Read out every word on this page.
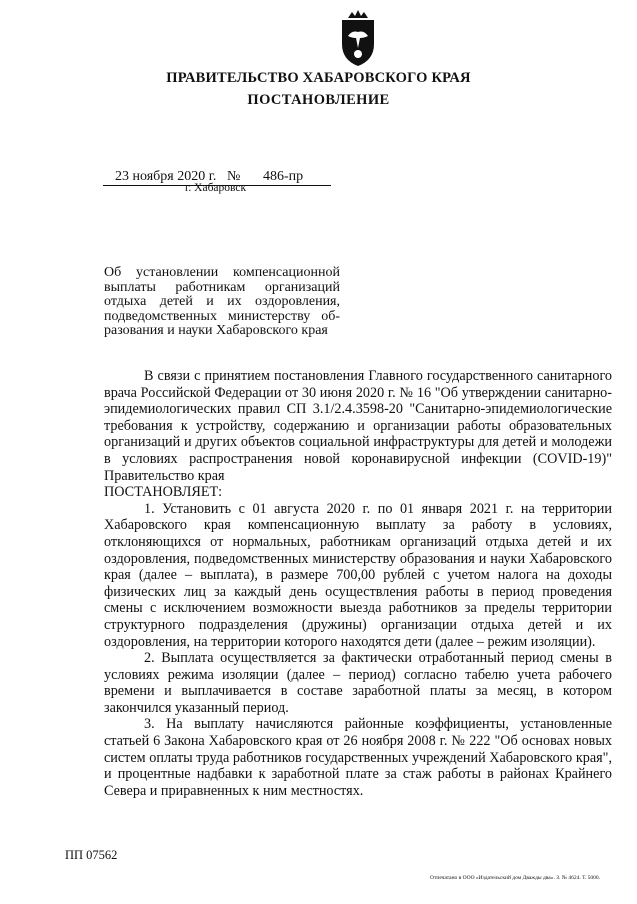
ПРАВИТЕЛЬСТВО ХАБАРОВСКОГО КРАЯ
ПОСТАНОВЛЕНИЕ
23 ноября 2020 г. № 486-пр
г. Хабаровск
Об установлении компенсационной
выплаты работникам организаций
отдыха детей и их оздоровления,
подведомственных министерству об-
разования и науки Хабаровского края

В связи с принятием постановления Главного государственного санитарного врача Российской Федерации от 30 июня 2020 г. № 16 "Об утверждении санитарно-эпидемиологических правил СП 3.1/2.4.3598-20 "Санитарно-эпидемиологические требования к устройству, содержанию и организации работы образовательных организаций и других объектов социальной инфраструктуры для детей и молодежи в условиях распространения новой коронавирусной инфекции (COVID-19)" Правительство края

ПОСТАНОВЛЯЕТ:

1. Установить с 01 августа 2020 г. по 01 января 2021 г. на территории Хабаровского края компенсационную выплату за работу в условиях, отклоняющихся от нормальных, работникам организаций отдыха детей и их оздоровления, подведомственных министерству образования и науки Хабаровского края (далее – выплата), в размере 700,00 рублей с учетом налога на доходы физических лиц за каждый день осуществления работы в период проведения смены с исключением возможности выезда работников за пределы территории структурного подразделения (дружины) организации отдыха детей и их оздоровления, на территории которого находятся дети (далее – режим изоляции).

2. Выплата осуществляется за фактически отработанный период смены в условиях режима изоляции (далее – период) согласно табелю учета рабочего времени и выплачивается в составе заработной платы за месяц, в котором закончился указанный период.

3. На выплату начисляются районные коэффициенты, установленные статьей 6 Закона Хабаровского края от 26 ноября 2008 г. № 222 "Об основах новых систем оплаты труда работников государственных учреждений Хабаровского края", и процентные надбавки к заработной плате за стаж работы в районах Крайнего Севера и приравненных к ним местностях.

ПП 07562
Отпечатано в ООО «Издательский дом Дважды два». З. № 4624. Т. 5000.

The request –
For the listing above, identify each line bearing "ноября".

Full solution –
23 ноября 2020 г. № 486-пр
3. На выплату начисляются районные коэффициенты, установленные статьей 6 Закона Хабаровского края от 26 ноября 2008 г. № 222 "Об основах новых систем оплаты труда работников государственных учреждений Хабаровского края", и процентные надбавки к заработной плате за стаж работы в районах Крайнего Севера и приравненных к ним местностях.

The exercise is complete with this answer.